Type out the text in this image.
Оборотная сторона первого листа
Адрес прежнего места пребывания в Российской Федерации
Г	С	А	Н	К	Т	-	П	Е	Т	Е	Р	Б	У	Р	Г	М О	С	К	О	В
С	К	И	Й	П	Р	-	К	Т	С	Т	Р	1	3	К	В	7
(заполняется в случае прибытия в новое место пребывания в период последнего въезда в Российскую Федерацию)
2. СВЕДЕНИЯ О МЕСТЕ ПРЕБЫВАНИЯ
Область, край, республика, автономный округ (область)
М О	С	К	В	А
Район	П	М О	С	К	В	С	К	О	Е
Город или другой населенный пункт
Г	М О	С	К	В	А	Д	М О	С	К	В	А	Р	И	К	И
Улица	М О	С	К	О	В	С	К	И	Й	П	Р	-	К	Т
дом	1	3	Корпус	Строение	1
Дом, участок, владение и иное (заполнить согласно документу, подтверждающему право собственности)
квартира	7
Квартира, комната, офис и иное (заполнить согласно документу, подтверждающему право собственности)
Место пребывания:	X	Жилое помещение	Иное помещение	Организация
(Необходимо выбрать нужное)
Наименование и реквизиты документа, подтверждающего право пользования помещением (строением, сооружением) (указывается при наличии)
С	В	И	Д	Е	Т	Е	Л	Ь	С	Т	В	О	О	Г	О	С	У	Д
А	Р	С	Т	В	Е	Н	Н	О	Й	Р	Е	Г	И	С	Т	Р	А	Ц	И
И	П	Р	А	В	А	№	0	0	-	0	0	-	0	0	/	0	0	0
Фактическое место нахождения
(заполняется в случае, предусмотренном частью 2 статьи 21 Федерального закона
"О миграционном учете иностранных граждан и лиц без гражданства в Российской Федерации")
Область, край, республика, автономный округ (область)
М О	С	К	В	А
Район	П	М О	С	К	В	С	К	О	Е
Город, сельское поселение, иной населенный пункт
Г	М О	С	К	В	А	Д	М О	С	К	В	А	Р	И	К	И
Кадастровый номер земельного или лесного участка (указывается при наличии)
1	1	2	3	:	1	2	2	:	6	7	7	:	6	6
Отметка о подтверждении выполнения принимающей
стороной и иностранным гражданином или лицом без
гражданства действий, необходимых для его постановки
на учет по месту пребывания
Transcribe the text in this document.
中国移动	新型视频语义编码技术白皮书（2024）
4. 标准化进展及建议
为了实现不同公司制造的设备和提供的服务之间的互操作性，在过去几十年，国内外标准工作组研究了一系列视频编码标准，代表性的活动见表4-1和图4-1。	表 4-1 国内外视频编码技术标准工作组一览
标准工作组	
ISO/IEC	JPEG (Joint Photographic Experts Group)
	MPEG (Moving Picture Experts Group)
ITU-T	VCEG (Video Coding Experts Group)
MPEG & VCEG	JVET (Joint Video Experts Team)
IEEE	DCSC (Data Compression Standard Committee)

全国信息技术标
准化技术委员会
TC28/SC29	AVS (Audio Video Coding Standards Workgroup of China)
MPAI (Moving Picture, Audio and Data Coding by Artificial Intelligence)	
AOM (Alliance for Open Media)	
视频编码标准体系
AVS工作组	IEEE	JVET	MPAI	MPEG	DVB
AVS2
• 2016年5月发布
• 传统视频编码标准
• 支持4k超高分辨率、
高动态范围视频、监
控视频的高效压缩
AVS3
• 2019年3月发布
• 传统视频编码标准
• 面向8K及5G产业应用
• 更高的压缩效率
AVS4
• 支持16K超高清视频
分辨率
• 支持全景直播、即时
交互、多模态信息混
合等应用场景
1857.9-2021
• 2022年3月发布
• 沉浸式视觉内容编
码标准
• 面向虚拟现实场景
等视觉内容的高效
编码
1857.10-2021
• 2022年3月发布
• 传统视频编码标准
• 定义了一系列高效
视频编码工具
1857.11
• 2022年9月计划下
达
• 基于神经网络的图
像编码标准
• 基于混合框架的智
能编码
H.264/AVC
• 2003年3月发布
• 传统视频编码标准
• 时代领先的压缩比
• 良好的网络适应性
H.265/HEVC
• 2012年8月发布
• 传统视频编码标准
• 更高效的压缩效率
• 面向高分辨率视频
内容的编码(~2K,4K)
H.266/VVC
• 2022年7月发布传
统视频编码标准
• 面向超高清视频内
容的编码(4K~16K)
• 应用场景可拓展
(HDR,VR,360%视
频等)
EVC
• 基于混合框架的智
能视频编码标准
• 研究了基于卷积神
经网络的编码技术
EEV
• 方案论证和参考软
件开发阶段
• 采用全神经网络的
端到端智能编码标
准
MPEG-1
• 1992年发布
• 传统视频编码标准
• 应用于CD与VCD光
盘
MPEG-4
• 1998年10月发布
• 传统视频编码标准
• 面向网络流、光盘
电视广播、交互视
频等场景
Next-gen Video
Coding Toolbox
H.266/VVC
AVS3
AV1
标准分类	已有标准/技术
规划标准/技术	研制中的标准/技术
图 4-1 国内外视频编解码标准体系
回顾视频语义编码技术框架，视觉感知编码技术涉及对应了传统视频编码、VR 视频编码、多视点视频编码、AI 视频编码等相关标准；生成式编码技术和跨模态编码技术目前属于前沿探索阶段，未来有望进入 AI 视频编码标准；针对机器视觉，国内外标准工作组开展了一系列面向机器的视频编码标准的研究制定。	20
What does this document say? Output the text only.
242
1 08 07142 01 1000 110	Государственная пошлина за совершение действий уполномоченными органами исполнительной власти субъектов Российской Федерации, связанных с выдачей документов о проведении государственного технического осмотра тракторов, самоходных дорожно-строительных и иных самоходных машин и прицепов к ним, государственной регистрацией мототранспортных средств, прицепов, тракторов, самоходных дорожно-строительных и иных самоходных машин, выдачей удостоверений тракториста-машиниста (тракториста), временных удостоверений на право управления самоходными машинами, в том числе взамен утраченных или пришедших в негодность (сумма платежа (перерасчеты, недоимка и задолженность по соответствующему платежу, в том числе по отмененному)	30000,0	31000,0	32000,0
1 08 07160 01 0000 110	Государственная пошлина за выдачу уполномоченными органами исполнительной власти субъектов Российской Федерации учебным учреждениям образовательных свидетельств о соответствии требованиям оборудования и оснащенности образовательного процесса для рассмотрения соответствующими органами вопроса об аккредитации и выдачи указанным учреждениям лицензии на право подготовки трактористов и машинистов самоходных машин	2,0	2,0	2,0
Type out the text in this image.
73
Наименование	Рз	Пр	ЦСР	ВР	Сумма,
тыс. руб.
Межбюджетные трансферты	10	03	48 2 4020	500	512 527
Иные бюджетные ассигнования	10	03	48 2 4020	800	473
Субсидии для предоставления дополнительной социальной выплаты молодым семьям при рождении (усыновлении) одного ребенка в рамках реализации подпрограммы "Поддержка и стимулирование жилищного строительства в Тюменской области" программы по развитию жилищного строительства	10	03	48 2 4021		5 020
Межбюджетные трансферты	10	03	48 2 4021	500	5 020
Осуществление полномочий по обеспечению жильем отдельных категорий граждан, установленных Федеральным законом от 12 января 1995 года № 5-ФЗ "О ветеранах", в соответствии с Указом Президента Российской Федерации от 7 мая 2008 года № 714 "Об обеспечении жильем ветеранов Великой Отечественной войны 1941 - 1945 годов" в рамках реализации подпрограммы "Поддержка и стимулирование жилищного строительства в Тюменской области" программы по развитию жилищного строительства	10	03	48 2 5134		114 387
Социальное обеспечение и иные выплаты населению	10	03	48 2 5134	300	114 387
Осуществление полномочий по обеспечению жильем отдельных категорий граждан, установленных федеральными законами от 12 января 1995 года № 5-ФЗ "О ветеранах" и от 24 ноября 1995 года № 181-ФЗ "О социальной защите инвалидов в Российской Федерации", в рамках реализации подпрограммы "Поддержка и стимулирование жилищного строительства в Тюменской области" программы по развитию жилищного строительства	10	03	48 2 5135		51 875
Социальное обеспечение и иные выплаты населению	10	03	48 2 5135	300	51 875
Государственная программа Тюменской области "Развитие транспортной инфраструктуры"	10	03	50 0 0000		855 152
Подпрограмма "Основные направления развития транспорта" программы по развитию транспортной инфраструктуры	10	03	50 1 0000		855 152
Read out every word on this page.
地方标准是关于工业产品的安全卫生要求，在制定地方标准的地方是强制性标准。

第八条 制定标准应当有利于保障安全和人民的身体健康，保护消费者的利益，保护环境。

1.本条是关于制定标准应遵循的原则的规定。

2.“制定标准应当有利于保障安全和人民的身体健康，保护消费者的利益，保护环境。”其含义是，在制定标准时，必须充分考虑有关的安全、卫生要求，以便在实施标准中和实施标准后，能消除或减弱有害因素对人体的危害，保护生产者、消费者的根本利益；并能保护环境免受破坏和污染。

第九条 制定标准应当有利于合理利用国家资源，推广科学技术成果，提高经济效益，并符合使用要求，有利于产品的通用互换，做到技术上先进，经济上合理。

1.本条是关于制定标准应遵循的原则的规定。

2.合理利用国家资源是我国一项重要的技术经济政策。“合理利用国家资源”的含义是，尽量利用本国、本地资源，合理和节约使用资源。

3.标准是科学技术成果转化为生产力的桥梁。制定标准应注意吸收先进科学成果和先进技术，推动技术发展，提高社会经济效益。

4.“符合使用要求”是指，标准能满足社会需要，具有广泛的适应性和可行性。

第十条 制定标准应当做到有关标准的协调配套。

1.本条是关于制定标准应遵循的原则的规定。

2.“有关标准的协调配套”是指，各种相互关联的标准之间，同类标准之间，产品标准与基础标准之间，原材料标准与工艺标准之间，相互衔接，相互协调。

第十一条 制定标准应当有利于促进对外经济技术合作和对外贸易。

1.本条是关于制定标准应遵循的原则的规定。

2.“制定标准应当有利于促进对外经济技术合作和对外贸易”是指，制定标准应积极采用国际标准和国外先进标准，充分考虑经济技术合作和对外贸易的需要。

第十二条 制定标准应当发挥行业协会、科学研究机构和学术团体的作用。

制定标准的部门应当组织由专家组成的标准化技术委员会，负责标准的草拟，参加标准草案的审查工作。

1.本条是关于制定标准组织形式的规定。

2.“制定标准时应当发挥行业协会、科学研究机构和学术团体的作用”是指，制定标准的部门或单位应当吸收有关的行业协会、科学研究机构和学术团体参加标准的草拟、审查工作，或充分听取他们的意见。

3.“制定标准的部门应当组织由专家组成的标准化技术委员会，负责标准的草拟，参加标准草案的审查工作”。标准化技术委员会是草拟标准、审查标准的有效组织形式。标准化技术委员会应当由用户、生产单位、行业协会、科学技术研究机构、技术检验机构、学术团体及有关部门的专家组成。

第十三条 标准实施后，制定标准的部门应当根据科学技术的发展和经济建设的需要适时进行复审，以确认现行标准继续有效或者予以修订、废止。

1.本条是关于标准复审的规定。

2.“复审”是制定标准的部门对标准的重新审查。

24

| SET EXERCISE |
Find the lines above that contain the word "Video" and collect them.

| TASK OUTPUT |
ITU-T	VCEG (Video Coding Experts Group)
MPEG & VCEG	JVET (Joint Video Experts Team)
TC28/SC29	AVS (Audio Video Coding Standards Workgroup of China)
Next-gen Video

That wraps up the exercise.